— Problem —
Repeat exactly the lines from the line containing "OCR this image." through the last line of the records below, inclusive, and nothing else.

Stored dataset items:
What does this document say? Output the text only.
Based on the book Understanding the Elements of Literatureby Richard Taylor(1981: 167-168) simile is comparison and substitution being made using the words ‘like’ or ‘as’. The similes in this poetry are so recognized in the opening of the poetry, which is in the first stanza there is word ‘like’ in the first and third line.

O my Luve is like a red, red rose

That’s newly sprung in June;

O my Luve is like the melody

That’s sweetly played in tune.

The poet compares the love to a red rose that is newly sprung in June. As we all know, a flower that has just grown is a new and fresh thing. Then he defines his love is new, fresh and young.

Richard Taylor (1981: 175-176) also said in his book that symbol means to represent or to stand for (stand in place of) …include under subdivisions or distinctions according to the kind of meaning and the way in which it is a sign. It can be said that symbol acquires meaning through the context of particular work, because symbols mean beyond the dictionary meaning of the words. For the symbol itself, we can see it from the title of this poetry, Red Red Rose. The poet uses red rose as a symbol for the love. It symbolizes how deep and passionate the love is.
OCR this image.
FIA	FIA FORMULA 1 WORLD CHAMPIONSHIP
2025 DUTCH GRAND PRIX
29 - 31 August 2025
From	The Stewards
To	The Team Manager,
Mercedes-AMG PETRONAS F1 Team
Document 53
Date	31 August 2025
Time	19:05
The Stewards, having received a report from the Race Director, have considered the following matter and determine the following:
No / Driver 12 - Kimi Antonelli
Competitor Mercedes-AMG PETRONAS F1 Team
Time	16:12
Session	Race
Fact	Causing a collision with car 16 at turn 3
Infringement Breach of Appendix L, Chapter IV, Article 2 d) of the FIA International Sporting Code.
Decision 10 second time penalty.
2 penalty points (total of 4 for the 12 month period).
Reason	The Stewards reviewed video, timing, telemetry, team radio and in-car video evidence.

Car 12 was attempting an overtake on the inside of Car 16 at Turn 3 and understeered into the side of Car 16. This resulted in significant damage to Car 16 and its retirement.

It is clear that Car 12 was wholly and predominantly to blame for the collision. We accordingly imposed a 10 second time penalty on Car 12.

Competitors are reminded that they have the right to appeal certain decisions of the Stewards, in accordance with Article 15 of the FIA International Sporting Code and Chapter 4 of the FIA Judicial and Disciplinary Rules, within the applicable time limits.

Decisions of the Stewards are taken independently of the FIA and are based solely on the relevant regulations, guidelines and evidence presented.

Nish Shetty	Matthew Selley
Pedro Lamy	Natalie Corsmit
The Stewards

— Exercise solution —
OCR this image.
FIA	FIA FORMULA 1 WORLD CHAMPIONSHIP
2025 DUTCH GRAND PRIX
29 - 31 August 2025
From	The Stewards
To	The Team Manager,
Mercedes-AMG PETRONAS F1 Team
Document 53
Date	31 August 2025
Time	19:05
The Stewards, having received a report from the Race Director, have considered the following matter and determine the following:
No / Driver 12 - Kimi Antonelli
Competitor Mercedes-AMG PETRONAS F1 Team
Time	16:12
Session	Race
Fact	Causing a collision with car 16 at turn 3
Infringement Breach of Appendix L, Chapter IV, Article 2 d) of the FIA International Sporting Code.
Decision 10 second time penalty.
2 penalty points (total of 4 for the 12 month period).
Reason	The Stewards reviewed video, timing, telemetry, team radio and in-car video evidence.

Car 12 was attempting an overtake on the inside of Car 16 at Turn 3 and understeered into the side of Car 16. This resulted in significant damage to Car 16 and its retirement.

It is clear that Car 12 was wholly and predominantly to blame for the collision. We accordingly imposed a 10 second time penalty on Car 12.

Competitors are reminded that they have the right to appeal certain decisions of the Stewards, in accordance with Article 15 of the FIA International Sporting Code and Chapter 4 of the FIA Judicial and Disciplinary Rules, within the applicable time limits.

Decisions of the Stewards are taken independently of the FIA and are based solely on the relevant regulations, guidelines and evidence presented.

Nish Shetty	Matthew Selley
Pedro Lamy	Natalie Corsmit
The Stewards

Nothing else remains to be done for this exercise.